• _Task instructions_
1. Write out the guest post on Moltmann from "The truth be" to "some faculty here.", keeping every word and mark unchanged.
2. Answer these questions from the guest post on Moltmann:
(a) Who made the point that many theologies have lost their relevancy because they address an old question?
(b) In which book do Grenz and Olson write about the suffering of God?
(c) What motif within European-born theology does the author say holds promise for continuous relevancy?

• _Extract to read_
+ + + + +

A Guest-Post by David Horstkoetter of Flying Farther.
This challenge exposes a weakness I have, for all the reading I have done, I have rarely focused on one person’s systematic theology. And this limits the choices I feel even somewhat confident enough to talk about. However, if I were to pick someone, it would be Jürgen Moltmann. Given that theology in some areas (most prominently seen in liberation theology) has shifted from a focus upon the believer/atheist dichotomy to the person/non-person, James Cone has made the point that many theologies have lost their relevancy insomuch as they address an old question. However, there is a motif within European-born theology that holds promise for continuous relevancy between old and new theology: the suffering and hopeful Christ. This is why I have chosen Moltmann (no matter how much Halden might dislike him. heh.). Moltmann seems to be able to bridge the gap between many aspects of liberal, liberation, and conservative theology, but still retain a Christocentrism and this strength of Moltmann is very important for me right now.
The truth be told, I’d begun writing a rather lengthy response to this meme sometime ago, only to realize that I should read more to adequately critique and thus I kept putting this off. So now as I actually write this, in an effort to not come off crazy or extend beyond myself, I’ll attempt to level one solid of crititque that I have noticed myself, but have also been vocalized by others as well, particularly by some faculty here.
Despite all that Moltmann has accomplished (helped revive Trinitarian work, helped revive eschatology, a great deal of thought on theodicy, a theology of Creation and even “opened up a veritable new chapter in theology, in which the suffering of God is almost a new orthodoxy” says Grenz and Olson in 20th Century Theology), Moltmann is not flawless – far from it.

+ + + + +

• _Source excerpt_
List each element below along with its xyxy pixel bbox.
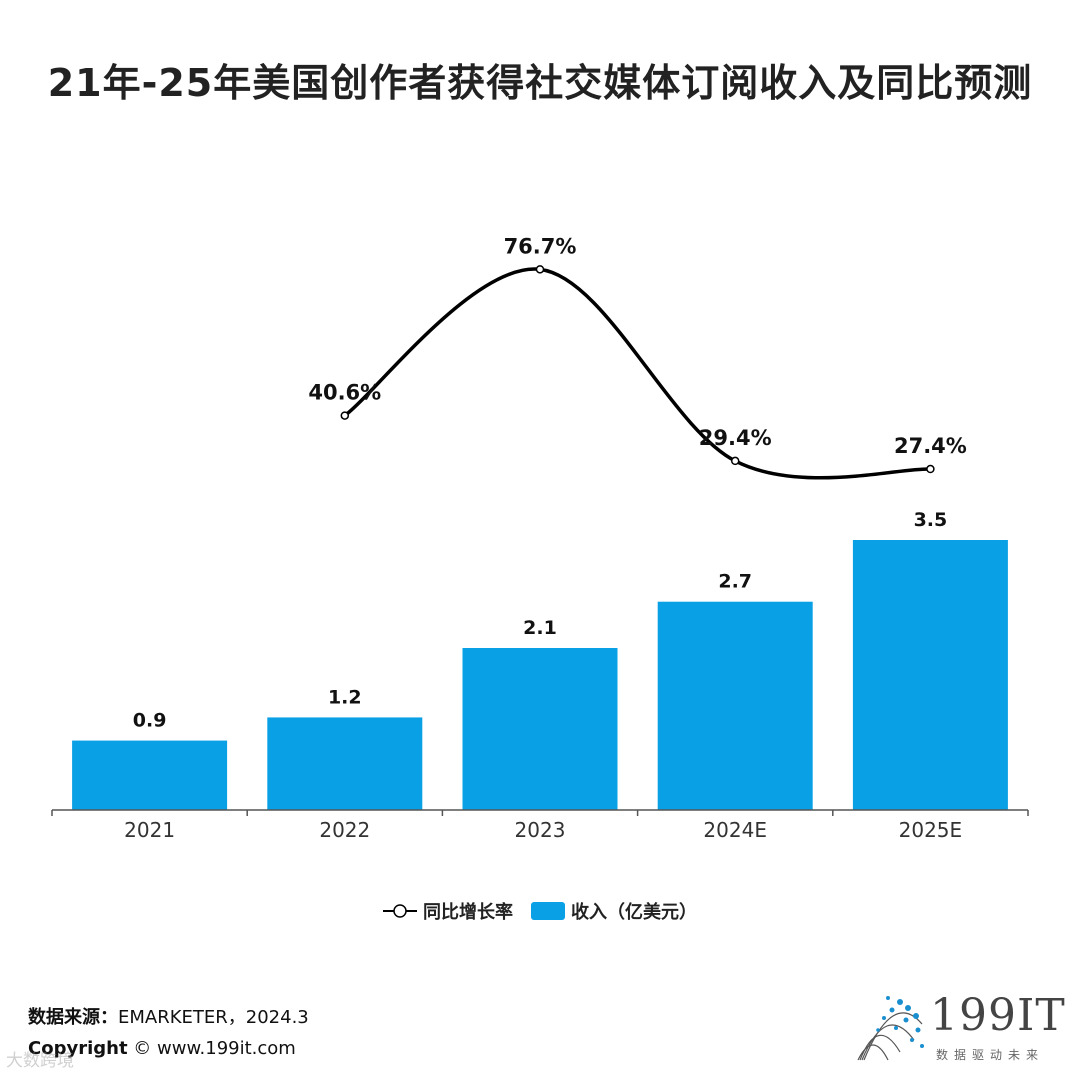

+ + + + +

• _Answers for this exercise_
1.
The truth be told, I’d begun writing a rather lengthy response to this meme sometime ago, only to realize that I should read more to adequately critique and thus I kept putting this off. So now as I actually write this, in an effort to not come off crazy or extend beyond myself, I’ll attempt to level one solid of crititque that I have noticed myself, but have also been vocalized by others as well, particularly by some faculty here.

2.
(a) James Cone
(b) 20th Century Theology
(c) The suffering and hopeful Christ